Document segment:
The name (Itzincab Cámara) is a combination of Maya and Spanish terms. Itzincab is a word from the Mayan language meaning brother of the earth and Cámara was the Spanish surname of one of the former owners, but the word "cámara" means chamber. Various spellings have been used in relation to the hacienda. On coins from 1888 the spelling was Yɔincab. In 1910 the name changed from Isincab to Idzincab; in 1960, it was Idzincab Cámara; in 1970, the name became Itzincab Cámara; in 1980, it was changed to Idzincab Cámara, in 1995 the name became Itzincab; and today the property is called Itzincab Cámara.

==How to get there==
Take Calle 42 south from Mérida crossing the Periférico and continuing approximately 21 km. At a "y" on an unnamed road, turn left and proceed 2.5 km to the hacienda. An alternate route is to take highway 18 from Mérida to Tecoh. After reaching Tecoh, turn right on Calle 27 for approximately 8 km.

==History==

The hacienda was purchased in around 1860 by Camilo G. Cámara. As early as 1898, Cuban workers were being used on the farm. In 1905, salary reports show 22 of the workers were from the newly arrived Korean indentured servants. In 1910, the owner Gonzalo Cámara Zavala, son of the previous owner, opened a rural school on the estate. It was one of the first schools in the area.

In the 1930s with the land reforms passed under the agrarian acts the size of the hacienda was greatly reduced. In 1934, the family retained 211 hectares. By 1981 only 14 hectares were still part of the hacienda and when the Cámara family sold the property in 1996, the property had 4 hectares of land remaining. It was sold in 1996 to a group of private investors. It is a private hacienda available to rent for weddings, events, and photography sessions.

==Architecture==
On the southern boundary of the property is the oldest building on the hacienda, which has pilasters supporting transverse arches with rudimentary carvings. Nearby, an arch in the Yucatecan Moorish style with neoclassical adaptations, which faces south, appears to confirm the original entrance to the estate.

(Document understanding data)
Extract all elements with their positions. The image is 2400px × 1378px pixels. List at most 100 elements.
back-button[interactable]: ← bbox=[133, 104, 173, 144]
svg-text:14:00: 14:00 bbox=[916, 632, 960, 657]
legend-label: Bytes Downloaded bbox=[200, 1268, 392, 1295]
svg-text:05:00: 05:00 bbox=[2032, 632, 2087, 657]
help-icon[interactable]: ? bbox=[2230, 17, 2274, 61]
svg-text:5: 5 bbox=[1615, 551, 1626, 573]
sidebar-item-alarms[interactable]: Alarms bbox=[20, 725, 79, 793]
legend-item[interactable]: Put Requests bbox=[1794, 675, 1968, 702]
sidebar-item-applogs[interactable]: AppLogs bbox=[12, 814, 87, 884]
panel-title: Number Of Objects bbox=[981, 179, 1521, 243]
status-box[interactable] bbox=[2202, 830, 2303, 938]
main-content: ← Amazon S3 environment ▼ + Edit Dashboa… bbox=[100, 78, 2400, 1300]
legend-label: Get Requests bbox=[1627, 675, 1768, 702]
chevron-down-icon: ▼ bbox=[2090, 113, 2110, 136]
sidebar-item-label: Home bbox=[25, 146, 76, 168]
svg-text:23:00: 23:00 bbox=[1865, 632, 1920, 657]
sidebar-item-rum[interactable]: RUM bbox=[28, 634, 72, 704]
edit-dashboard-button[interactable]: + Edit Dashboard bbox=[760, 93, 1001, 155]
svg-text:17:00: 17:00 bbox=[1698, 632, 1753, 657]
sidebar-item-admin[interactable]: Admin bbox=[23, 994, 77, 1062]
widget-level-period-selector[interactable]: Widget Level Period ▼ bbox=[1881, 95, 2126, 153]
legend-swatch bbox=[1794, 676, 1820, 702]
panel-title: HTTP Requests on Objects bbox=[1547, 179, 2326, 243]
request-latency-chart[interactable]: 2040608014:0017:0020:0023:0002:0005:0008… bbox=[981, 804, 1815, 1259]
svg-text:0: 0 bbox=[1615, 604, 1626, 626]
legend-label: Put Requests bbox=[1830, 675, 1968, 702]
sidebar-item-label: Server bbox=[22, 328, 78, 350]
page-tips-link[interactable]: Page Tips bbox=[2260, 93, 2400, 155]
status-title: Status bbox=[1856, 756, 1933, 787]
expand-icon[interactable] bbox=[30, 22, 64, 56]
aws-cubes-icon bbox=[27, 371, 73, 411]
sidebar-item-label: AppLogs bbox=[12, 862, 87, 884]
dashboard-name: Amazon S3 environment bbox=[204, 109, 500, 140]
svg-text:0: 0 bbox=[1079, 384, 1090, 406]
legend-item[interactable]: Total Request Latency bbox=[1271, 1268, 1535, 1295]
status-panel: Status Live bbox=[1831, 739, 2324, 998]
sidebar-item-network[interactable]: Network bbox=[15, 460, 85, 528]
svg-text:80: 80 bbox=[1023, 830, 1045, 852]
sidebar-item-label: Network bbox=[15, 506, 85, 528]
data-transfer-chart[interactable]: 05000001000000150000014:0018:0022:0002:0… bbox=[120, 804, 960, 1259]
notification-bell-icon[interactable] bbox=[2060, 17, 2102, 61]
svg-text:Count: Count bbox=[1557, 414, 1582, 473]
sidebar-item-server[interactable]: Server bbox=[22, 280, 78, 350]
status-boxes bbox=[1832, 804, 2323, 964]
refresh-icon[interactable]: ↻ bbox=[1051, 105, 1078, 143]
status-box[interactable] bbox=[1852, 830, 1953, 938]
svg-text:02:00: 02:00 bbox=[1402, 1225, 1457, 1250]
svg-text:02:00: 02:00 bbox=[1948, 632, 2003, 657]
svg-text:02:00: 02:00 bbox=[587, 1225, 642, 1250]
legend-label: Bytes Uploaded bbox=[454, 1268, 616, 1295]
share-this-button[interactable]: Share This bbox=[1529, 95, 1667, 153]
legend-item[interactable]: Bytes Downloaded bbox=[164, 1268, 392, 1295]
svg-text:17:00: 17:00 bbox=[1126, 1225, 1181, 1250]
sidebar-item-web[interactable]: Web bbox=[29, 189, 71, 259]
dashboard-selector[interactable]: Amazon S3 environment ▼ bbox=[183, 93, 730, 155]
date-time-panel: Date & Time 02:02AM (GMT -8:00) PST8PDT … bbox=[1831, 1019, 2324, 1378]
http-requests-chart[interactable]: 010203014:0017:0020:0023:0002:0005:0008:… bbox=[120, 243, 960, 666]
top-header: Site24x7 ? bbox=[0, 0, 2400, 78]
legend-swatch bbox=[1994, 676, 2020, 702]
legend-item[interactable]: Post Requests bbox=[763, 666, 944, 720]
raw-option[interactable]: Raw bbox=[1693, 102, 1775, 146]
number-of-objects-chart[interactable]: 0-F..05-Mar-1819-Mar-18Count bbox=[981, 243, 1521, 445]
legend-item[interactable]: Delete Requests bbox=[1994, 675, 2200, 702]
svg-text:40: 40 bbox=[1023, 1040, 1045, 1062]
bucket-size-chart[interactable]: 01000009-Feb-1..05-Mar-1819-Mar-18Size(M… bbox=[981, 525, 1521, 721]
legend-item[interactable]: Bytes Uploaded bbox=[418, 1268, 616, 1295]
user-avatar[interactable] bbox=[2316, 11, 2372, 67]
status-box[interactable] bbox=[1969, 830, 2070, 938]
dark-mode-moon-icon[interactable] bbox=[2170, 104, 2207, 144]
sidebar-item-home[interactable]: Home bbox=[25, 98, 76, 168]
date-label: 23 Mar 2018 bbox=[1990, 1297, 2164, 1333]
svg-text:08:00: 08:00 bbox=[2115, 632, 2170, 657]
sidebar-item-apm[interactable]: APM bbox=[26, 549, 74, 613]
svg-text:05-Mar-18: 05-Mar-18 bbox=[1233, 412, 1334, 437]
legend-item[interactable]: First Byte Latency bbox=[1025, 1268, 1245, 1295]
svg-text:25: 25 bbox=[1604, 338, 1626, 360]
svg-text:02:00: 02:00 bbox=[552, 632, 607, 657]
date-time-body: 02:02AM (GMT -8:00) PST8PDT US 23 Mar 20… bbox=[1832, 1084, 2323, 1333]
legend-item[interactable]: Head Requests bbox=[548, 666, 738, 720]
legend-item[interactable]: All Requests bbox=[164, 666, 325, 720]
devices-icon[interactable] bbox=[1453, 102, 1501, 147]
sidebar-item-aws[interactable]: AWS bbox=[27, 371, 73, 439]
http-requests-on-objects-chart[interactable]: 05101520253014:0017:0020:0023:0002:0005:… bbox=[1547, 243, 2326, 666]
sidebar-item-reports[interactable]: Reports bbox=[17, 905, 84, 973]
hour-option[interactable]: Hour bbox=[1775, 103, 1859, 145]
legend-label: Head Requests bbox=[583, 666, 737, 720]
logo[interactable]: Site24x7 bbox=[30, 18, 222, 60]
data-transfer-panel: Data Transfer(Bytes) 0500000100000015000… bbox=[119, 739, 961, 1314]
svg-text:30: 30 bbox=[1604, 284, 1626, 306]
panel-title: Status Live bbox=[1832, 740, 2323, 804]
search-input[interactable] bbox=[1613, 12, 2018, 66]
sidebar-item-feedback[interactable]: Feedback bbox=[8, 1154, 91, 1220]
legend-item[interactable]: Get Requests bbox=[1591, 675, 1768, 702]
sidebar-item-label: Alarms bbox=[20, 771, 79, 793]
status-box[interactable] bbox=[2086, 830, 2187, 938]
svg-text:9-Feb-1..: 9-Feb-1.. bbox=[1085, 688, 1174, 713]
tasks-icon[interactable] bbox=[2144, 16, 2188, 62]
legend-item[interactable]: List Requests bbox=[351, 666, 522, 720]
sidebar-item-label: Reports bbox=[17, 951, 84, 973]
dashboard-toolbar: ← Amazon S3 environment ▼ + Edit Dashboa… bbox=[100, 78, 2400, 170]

What to produce:
Update the part of the text on the hacienda's name, starting with "The name (Itzincab" and going on through "called Itzincab Cámara.", so that "forms" takes the place of "spellings". The rows have nothing to do with this.

Result of this task:
The name (Itzincab Cámara) is a combination of Maya and Spanish terms. Itzincab is a word from the Mayan language meaning brother of the earth and Cámara was the Spanish surname of one of the former owners, but the word "cámara" means chamber. Various forms have been used in relation to the hacienda. On coins from 1888 the spelling was Yɔincab. In 1910 the name changed from Isincab to Idzincab; in 1960, it was Idzincab Cámara; in 1970, the name became Itzincab Cámara; in 1980, it was changed to Idzincab Cámara, in 1995 the name became Itzincab; and today the property is called Itzincab Cámara.